▸ **WORK TO DO**
List the lines of this listing that hold the word "Types".

Extracted records:
>>>>>

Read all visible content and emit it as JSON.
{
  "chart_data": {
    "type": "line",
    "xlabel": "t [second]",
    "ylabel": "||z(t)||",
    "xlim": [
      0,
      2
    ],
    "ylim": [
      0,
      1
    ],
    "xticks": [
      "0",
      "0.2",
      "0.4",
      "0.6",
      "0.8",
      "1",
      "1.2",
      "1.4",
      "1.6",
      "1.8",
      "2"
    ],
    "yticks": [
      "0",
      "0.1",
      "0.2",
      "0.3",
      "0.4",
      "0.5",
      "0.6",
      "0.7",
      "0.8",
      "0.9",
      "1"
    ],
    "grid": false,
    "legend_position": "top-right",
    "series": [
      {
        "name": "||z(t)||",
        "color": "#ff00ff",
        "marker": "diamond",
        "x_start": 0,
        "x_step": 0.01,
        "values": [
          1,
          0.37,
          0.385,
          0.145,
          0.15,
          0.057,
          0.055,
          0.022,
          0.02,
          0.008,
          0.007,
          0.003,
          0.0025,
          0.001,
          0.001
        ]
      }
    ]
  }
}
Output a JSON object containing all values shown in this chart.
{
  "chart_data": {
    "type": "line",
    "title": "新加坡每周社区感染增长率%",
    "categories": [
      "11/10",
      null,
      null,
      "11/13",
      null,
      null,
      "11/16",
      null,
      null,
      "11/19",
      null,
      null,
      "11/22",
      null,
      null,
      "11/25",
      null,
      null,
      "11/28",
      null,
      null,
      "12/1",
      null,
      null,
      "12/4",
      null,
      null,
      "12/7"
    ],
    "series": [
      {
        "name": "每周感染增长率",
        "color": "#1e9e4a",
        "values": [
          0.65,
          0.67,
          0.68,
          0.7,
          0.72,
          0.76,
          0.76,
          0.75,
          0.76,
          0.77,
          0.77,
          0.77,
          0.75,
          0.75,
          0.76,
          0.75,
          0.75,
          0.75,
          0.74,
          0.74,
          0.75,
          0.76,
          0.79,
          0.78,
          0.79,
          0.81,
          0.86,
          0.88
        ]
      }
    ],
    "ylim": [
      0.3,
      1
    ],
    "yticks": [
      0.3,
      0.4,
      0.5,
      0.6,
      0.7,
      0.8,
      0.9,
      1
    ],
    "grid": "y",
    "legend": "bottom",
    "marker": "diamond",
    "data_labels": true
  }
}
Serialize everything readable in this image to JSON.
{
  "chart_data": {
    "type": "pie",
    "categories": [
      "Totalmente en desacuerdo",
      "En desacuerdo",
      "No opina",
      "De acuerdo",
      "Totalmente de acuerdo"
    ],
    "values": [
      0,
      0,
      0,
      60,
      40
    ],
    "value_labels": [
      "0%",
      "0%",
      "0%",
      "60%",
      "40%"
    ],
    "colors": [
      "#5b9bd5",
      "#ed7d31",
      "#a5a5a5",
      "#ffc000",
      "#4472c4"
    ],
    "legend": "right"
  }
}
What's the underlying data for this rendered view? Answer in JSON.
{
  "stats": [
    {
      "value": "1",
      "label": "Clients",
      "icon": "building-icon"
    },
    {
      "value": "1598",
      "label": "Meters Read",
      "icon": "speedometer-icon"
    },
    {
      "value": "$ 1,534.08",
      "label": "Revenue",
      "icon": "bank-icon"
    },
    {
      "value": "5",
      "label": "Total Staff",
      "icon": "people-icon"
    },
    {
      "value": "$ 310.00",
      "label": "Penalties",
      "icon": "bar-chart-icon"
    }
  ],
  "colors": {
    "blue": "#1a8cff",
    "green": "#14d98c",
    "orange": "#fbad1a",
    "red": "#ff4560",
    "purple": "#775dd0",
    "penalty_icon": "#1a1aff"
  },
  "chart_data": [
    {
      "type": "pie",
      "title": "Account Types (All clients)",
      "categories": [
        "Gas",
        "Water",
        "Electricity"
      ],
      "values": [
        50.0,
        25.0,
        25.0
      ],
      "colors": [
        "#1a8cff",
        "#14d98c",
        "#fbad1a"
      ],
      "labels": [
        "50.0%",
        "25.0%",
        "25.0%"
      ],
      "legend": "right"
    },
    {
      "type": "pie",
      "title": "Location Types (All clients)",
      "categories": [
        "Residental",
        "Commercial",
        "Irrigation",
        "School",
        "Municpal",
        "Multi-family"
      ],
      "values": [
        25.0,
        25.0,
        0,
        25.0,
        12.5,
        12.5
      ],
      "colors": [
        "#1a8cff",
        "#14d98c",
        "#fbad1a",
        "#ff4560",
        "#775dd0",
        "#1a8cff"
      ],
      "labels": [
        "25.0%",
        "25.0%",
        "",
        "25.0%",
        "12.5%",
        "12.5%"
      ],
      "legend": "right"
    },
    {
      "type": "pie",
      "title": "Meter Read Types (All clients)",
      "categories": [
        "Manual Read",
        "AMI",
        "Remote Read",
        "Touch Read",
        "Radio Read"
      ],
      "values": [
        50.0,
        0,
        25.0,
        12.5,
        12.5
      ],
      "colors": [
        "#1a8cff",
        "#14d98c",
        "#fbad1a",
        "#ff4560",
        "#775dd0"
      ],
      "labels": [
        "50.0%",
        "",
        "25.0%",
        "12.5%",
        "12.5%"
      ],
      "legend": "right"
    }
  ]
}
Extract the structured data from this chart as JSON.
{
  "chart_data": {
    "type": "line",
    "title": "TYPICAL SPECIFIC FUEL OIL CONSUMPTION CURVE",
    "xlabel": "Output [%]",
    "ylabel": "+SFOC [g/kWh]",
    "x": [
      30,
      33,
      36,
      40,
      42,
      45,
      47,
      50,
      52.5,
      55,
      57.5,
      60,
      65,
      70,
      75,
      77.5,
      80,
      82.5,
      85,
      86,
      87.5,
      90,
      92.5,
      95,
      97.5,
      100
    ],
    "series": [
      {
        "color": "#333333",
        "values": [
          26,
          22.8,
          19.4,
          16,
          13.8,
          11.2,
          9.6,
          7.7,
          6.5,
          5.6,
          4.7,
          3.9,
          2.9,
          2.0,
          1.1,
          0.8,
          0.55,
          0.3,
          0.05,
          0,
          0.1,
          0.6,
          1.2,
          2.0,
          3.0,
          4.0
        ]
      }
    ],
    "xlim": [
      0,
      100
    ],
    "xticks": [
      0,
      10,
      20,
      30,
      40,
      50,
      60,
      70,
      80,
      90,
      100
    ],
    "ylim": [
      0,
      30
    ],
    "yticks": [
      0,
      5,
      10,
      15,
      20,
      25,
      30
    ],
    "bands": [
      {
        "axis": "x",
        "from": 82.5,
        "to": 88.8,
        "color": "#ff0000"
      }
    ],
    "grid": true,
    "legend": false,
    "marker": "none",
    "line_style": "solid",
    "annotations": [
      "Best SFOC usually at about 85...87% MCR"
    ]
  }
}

<<<<<

▸ **SOLUTION TO THIS PROBLEM**
      "title": "Account Types (All clients)",
      "title": "Location Types (All clients)",
      "title": "Meter Read Types (All clients)",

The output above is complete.